[Figure record extracts]
──────────────────────────────
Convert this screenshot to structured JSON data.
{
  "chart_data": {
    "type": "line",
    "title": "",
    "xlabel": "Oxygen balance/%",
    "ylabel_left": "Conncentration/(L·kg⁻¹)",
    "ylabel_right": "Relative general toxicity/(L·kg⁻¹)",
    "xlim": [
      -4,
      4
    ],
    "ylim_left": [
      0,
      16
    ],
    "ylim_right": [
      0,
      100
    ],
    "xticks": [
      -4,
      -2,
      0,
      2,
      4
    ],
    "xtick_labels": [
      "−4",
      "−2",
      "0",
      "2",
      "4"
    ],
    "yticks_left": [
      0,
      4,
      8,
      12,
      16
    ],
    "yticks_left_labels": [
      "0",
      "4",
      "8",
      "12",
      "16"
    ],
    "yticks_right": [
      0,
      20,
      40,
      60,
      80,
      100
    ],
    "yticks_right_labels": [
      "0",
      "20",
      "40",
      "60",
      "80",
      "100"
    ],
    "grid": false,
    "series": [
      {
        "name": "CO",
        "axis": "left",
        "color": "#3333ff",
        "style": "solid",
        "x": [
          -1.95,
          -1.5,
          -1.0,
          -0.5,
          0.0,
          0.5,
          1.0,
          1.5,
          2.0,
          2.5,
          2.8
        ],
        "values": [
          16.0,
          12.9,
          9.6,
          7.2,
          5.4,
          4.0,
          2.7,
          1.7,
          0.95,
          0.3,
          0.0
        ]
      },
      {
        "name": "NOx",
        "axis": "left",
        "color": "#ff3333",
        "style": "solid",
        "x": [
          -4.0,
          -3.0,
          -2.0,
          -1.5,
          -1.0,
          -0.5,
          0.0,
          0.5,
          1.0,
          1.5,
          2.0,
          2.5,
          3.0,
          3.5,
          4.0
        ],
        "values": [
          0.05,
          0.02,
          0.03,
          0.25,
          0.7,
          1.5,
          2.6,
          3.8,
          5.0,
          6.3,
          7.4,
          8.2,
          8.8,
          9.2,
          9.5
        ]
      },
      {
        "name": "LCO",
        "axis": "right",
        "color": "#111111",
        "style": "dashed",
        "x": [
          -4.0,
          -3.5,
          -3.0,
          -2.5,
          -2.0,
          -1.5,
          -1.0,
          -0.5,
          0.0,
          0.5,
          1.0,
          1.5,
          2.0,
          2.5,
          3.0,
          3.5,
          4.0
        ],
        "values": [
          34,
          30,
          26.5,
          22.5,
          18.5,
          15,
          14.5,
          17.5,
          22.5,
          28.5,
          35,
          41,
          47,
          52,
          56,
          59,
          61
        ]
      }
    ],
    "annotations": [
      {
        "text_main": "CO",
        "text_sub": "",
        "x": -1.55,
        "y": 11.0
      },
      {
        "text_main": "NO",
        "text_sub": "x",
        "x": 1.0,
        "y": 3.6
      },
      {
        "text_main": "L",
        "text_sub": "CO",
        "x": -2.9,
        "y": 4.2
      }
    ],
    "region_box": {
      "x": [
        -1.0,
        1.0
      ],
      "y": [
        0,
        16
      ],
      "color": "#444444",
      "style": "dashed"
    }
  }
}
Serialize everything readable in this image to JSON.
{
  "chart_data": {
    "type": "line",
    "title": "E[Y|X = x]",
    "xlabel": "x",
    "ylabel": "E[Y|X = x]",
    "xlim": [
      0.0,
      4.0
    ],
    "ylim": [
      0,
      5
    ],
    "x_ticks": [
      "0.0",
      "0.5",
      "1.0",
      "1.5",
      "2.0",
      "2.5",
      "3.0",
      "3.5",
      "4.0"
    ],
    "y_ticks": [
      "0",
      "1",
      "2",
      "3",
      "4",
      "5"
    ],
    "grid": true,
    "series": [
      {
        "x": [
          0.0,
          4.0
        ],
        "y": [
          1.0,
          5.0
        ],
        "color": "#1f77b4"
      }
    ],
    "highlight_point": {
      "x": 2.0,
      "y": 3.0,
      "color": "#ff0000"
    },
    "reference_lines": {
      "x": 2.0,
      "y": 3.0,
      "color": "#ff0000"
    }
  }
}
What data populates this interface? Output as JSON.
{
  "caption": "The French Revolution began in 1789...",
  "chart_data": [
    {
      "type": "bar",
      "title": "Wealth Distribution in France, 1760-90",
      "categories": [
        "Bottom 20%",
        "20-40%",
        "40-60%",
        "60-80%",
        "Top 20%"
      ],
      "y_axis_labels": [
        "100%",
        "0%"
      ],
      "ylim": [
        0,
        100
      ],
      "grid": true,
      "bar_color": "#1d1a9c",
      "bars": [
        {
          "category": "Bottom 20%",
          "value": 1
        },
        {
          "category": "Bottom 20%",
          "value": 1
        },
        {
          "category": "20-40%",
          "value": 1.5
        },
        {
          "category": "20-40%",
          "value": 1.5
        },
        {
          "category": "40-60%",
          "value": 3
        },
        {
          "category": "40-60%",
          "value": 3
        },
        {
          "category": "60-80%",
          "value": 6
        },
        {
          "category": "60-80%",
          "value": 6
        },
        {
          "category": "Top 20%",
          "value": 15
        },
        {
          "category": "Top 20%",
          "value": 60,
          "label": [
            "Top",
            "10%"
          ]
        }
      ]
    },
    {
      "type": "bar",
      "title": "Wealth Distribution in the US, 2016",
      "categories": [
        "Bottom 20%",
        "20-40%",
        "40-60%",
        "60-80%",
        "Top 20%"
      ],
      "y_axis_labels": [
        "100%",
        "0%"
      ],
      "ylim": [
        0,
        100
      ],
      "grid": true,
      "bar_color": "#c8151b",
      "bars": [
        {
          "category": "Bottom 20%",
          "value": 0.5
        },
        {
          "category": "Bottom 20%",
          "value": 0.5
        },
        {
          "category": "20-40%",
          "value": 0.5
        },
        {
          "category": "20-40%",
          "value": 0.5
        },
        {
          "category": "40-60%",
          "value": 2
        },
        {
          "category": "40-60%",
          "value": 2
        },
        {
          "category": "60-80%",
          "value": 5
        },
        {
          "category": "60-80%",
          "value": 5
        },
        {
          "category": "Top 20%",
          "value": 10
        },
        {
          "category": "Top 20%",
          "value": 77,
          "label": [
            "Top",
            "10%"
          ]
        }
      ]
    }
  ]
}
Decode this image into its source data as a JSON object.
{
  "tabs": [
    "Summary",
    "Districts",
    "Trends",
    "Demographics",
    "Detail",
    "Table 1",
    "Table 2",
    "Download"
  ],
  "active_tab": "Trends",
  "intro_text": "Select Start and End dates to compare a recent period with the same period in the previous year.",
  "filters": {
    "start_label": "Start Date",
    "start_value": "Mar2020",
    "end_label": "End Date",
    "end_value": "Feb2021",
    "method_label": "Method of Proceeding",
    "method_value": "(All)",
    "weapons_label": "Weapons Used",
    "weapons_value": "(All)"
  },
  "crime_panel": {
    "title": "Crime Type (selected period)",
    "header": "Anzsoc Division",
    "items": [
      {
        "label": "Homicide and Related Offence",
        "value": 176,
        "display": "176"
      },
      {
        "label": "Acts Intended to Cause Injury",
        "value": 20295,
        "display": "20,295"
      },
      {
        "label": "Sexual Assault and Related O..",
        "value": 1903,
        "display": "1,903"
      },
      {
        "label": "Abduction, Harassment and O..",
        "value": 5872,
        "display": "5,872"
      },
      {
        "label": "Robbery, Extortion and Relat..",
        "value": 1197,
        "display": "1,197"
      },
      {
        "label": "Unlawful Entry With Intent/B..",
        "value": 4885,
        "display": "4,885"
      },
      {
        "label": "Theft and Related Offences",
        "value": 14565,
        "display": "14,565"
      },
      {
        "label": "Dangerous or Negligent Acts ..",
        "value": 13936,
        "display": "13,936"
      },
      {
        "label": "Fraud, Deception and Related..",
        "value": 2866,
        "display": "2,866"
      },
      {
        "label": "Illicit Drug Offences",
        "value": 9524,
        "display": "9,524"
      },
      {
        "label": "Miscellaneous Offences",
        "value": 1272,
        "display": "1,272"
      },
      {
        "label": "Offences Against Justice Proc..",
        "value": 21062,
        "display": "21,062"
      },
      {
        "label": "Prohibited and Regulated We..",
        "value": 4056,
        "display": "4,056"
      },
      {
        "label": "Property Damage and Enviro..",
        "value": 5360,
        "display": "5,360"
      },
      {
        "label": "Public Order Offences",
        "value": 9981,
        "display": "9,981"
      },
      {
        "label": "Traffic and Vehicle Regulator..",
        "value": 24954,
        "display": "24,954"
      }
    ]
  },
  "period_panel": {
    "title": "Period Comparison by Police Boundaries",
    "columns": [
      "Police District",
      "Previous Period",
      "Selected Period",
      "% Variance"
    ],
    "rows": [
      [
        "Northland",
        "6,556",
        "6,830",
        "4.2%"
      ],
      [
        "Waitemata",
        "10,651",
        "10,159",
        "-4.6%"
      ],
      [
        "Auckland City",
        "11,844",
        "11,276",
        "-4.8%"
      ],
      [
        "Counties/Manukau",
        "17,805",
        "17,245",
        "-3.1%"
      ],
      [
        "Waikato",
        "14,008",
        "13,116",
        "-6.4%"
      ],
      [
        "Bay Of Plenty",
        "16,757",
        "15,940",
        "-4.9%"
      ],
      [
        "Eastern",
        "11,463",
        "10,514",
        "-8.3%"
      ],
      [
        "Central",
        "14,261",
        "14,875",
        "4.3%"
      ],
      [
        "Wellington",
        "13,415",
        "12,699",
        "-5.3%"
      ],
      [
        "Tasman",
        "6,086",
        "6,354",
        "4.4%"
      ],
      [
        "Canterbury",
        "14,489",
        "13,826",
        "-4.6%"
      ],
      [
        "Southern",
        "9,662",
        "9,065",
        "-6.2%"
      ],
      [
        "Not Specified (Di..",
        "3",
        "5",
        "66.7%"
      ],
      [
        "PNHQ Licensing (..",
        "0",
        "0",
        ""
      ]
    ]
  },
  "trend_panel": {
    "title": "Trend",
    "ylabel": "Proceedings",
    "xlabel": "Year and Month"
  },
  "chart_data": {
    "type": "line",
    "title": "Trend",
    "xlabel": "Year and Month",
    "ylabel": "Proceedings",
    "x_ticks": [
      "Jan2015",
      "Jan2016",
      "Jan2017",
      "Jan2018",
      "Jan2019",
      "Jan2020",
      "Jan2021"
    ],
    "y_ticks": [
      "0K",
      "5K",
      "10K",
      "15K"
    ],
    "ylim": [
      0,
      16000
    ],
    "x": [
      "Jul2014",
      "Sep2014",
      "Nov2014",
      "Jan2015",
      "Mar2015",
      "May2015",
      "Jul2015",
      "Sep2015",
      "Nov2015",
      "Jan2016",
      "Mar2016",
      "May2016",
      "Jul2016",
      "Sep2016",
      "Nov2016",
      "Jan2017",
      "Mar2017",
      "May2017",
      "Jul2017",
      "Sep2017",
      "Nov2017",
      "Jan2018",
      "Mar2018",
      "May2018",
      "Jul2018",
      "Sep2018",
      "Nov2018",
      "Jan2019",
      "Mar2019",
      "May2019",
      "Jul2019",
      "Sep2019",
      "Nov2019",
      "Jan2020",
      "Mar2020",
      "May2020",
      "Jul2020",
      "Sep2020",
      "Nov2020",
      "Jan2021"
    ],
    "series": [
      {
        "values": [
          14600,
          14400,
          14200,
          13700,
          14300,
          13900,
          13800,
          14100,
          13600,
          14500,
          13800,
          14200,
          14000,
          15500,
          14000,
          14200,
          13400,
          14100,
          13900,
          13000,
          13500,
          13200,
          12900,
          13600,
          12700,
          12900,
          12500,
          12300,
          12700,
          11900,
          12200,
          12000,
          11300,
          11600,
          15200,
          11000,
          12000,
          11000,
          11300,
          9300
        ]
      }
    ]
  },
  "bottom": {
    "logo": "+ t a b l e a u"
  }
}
──────────────────────────────
> _AIM OF THE TASK_
In the listing, find every line containing the word "Month" and list it.

> _EXERCISE RESPONSE_
    "xlabel": "Year and Month"
    "xlabel": "Year and Month",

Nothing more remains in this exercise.